■ **PROBLEM DESCRIPTION**
What number of lines hold the word "منهما"? State that number and nothing besides.

● ● ●

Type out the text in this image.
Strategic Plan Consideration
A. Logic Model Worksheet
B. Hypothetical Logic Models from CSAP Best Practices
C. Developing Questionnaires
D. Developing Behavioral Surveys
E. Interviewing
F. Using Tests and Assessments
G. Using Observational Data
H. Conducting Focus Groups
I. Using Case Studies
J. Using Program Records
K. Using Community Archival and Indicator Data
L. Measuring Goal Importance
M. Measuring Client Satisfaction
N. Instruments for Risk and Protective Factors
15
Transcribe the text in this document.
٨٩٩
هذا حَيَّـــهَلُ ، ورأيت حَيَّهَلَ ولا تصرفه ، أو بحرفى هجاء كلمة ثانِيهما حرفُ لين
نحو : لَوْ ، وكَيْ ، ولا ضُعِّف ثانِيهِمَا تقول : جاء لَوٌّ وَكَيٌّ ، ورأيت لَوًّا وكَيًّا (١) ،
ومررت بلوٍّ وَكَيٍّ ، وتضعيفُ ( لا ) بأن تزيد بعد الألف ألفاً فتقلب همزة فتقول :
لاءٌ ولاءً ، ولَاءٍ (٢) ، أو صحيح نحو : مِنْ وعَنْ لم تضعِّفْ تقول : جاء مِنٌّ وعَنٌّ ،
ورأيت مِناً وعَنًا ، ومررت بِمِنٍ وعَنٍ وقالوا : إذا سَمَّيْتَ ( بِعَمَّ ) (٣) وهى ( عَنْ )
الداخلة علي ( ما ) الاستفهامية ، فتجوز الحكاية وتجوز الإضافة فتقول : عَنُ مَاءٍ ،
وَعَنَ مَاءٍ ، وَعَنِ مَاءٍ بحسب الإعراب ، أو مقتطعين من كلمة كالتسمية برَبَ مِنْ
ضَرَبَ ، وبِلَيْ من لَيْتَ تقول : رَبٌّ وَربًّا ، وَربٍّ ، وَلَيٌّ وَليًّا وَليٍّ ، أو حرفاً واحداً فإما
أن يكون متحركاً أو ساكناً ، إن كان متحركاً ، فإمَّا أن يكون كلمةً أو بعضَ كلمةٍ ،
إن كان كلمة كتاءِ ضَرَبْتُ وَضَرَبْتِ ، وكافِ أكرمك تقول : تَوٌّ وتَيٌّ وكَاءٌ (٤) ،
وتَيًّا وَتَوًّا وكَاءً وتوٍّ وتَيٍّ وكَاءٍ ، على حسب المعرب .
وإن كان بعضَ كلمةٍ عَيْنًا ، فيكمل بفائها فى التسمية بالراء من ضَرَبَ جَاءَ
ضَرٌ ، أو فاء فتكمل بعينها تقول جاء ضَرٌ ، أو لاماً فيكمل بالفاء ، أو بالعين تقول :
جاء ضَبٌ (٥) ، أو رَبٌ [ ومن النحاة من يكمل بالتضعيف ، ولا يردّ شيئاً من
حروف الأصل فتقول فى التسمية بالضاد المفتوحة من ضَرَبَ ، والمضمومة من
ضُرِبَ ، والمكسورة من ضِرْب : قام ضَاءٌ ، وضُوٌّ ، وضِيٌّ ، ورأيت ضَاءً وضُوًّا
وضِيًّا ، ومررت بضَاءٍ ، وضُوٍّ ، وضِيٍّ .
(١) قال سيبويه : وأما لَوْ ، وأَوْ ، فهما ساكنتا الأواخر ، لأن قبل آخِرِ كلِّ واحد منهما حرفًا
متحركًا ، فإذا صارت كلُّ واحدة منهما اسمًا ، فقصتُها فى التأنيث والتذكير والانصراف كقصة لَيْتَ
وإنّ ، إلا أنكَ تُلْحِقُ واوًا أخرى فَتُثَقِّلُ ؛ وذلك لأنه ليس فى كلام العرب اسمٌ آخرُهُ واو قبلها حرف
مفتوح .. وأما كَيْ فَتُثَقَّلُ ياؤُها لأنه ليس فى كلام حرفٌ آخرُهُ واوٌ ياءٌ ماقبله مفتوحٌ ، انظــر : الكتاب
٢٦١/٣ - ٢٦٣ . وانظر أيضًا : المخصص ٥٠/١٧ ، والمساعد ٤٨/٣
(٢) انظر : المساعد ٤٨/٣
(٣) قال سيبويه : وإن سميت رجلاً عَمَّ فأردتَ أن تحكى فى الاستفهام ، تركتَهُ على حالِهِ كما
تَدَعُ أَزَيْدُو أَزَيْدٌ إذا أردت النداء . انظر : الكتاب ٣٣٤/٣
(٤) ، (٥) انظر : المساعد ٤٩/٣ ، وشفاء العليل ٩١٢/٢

● ● ●

■ **SOLUTION FOR THIS TASK**
2